§ **PROBLEM TO WORK ON**: A verbatim copy of the records is required, with all pictures left out.

━━━━━━

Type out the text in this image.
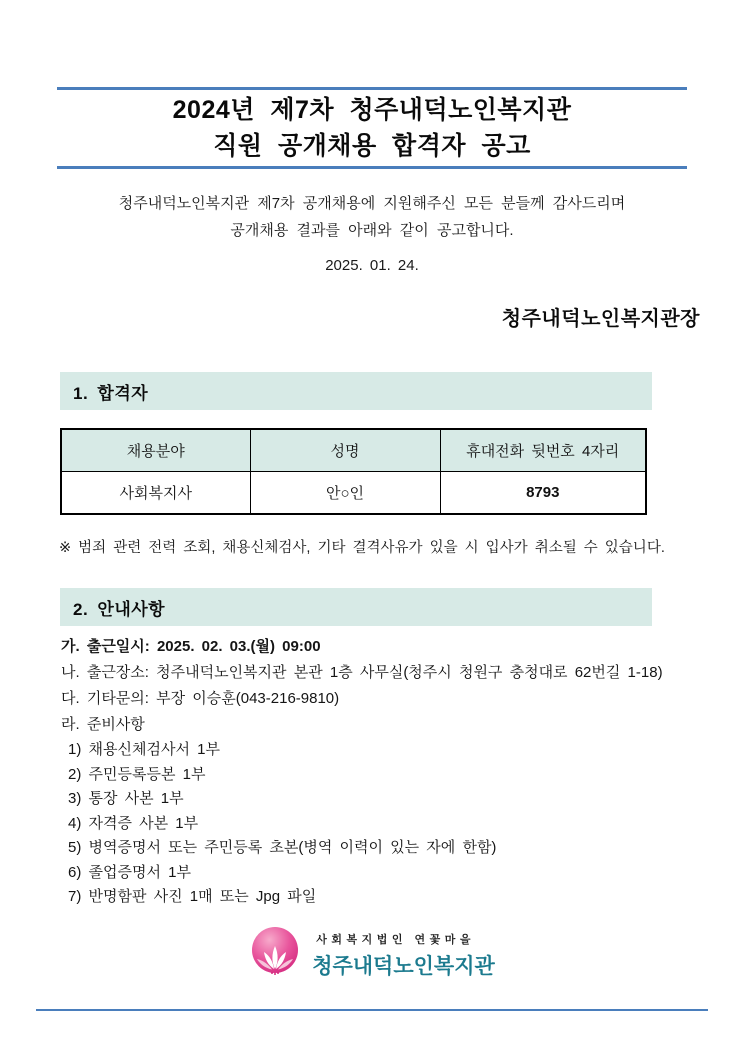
2024년 제7차 청주내덕노인복지관
직원 공개채용 합격자 공고
청주내덕노인복지관 제7차 공개채용에 지원해주신 모든 분들께 감사드리며
공개채용 결과를 아래와 같이 공고합니다.
2025. 01. 24.
청주내덕노인복지관장
1. 합격자
채용분야	성명	휴대전화 뒷번호 4자리
사회복지사	안○인	8793
※ 범죄 관련 전력 조회, 채용신체검사, 기타 결격사유가 있을 시 입사가 취소될 수 있습니다.
2. 안내사항
가. 출근일시: 2025. 02. 03.(월) 09:00
나. 출근장소: 청주내덕노인복지관 본관 1층 사무실(청주시 청원구 충청대로 62번길 1-18)
다. 기타문의: 부장 이승훈(043-216-9810)
라. 준비사항
1) 채용신체검사서 1부
2) 주민등록등본 1부
3) 통장 사본 1부
4) 자격증 사본 1부
5) 병역증명서 또는 주민등록 초본(병역 이력이 있는 자에 한함)
6) 졸업증명서 1부
7) 반명함판 사진 1매 또는 Jpg 파일
사회복지법인 연꽃마을
청주내덕노인복지관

━━━━━━

§ **RESULT BELOW**:
Type out the text in this image.
2024년 제7차 청주내덕노인복지관
직원 공개채용 합격자 공고
청주내덕노인복지관 제7차 공개채용에 지원해주신 모든 분들께 감사드리며
공개채용 결과를 아래와 같이 공고합니다.
2025. 01. 24.
청주내덕노인복지관장
1. 합격자
채용분야	성명	휴대전화 뒷번호 4자리
사회복지사	안○인	8793
※ 범죄 관련 전력 조회, 채용신체검사, 기타 결격사유가 있을 시 입사가 취소될 수 있습니다.
2. 안내사항
가. 출근일시: 2025. 02. 03.(월) 09:00
나. 출근장소: 청주내덕노인복지관 본관 1층 사무실(청주시 청원구 충청대로 62번길 1-18)
다. 기타문의: 부장 이승훈(043-216-9810)
라. 준비사항
1) 채용신체검사서 1부
2) 주민등록등본 1부
3) 통장 사본 1부
4) 자격증 사본 1부
5) 병역증명서 또는 주민등록 초본(병역 이력이 있는 자에 한함)
6) 졸업증명서 1부
7) 반명함판 사진 1매 또는 Jpg 파일
사회복지법인 연꽃마을
청주내덕노인복지관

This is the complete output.